** Start **

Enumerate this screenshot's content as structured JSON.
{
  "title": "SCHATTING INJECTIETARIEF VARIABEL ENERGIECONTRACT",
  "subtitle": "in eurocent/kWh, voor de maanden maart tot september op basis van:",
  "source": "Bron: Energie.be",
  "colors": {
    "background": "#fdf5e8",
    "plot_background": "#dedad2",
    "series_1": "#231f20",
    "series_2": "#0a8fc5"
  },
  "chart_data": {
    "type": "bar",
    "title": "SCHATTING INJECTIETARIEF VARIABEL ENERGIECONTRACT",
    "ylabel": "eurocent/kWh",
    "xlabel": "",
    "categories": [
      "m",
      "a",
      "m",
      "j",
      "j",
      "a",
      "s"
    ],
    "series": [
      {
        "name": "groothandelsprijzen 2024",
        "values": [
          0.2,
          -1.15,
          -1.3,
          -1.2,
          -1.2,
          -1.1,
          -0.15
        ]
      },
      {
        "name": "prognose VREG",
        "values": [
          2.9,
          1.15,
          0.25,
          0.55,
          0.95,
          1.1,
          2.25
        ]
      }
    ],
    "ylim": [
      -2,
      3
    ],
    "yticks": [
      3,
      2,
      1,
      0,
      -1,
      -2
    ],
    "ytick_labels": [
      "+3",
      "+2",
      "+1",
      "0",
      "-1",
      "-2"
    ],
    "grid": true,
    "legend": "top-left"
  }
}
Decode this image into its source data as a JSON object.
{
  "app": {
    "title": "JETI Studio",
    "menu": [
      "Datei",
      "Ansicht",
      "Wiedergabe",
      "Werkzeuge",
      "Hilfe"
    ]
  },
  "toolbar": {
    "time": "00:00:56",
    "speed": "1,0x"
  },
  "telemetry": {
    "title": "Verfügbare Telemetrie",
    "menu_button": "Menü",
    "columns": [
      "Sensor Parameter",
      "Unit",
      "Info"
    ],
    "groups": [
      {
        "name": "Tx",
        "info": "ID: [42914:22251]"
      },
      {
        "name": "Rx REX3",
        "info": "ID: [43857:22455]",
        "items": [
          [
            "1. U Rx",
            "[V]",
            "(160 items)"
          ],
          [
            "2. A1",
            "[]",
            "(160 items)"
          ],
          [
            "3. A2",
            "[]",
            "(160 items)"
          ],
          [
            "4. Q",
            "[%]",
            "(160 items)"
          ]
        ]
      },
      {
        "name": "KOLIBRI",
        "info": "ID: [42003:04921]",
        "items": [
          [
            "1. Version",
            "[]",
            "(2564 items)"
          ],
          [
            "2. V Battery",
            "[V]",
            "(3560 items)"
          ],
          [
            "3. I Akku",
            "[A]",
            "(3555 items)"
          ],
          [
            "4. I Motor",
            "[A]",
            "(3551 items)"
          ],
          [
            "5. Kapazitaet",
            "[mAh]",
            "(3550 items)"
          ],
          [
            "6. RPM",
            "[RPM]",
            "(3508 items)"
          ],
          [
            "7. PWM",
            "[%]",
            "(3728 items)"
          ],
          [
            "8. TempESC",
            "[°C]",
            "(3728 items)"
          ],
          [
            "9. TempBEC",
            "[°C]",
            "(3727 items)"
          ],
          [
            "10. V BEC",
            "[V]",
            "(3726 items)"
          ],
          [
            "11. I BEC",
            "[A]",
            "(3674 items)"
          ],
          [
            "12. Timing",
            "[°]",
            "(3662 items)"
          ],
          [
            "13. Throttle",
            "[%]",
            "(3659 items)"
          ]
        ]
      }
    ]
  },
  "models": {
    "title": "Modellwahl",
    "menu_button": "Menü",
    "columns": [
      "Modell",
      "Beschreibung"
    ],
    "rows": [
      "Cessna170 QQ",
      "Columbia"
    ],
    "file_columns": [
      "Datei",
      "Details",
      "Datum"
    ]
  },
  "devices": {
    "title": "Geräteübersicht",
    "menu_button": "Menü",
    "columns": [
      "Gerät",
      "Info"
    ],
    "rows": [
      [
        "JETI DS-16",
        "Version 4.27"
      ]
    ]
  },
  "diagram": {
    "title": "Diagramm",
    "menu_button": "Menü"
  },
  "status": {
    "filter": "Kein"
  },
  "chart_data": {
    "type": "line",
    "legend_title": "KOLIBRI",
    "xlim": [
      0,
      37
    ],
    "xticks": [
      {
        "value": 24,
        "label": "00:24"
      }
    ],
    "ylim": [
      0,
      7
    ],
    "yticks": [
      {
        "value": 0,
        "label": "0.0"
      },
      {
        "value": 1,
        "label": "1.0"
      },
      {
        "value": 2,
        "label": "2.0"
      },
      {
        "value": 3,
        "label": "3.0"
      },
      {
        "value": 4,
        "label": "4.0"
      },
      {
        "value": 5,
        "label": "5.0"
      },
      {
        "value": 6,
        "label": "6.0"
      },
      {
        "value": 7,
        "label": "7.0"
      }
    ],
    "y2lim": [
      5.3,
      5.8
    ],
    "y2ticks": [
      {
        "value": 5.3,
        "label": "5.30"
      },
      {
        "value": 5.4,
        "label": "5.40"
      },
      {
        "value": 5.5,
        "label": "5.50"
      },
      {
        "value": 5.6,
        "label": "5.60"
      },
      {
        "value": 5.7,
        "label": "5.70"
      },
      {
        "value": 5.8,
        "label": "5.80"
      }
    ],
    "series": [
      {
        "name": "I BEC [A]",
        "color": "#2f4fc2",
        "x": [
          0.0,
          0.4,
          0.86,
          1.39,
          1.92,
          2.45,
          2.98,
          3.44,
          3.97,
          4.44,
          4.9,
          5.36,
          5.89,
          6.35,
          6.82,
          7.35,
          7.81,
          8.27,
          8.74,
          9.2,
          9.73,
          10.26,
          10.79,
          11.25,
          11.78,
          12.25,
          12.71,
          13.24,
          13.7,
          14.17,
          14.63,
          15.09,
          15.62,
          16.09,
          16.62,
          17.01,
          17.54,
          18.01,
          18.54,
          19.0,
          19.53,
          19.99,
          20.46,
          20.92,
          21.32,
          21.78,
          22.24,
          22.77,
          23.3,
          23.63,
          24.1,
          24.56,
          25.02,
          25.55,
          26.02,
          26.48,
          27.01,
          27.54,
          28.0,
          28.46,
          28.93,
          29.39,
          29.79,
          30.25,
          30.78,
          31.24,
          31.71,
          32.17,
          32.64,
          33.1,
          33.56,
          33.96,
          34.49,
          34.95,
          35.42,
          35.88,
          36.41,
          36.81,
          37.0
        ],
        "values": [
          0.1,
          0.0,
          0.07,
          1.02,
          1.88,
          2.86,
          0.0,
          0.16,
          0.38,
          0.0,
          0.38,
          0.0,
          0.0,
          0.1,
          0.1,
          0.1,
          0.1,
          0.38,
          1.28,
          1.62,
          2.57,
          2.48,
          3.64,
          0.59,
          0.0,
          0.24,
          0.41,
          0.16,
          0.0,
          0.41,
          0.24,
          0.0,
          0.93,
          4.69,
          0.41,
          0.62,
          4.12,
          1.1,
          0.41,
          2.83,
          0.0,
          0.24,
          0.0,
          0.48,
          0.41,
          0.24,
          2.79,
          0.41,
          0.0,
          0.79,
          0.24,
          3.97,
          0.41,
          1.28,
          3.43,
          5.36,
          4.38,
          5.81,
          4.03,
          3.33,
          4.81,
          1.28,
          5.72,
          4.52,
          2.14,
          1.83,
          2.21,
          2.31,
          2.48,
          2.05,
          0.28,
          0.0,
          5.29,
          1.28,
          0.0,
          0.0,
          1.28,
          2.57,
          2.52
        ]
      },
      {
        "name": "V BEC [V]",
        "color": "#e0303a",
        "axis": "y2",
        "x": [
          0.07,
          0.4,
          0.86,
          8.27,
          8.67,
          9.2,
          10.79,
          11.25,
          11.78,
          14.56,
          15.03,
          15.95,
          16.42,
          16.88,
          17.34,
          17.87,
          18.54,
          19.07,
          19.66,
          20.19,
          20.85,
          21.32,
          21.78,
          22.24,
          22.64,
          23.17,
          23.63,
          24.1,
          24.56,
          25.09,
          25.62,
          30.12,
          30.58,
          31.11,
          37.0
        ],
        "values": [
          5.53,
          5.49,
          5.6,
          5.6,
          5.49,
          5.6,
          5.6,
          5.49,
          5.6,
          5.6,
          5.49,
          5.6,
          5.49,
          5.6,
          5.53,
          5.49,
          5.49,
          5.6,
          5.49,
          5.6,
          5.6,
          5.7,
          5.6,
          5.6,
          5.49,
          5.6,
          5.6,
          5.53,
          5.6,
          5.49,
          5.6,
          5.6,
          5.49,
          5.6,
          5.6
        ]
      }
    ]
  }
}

** End **

Identify every line above that includes the word "SCHATTING", and show those lines.

TASK OUTPUT:
  "title": "SCHATTING INJECTIETARIEF VARIABEL ENERGIECONTRACT",
    "title": "SCHATTING INJECTIETARIEF VARIABEL ENERGIECONTRACT",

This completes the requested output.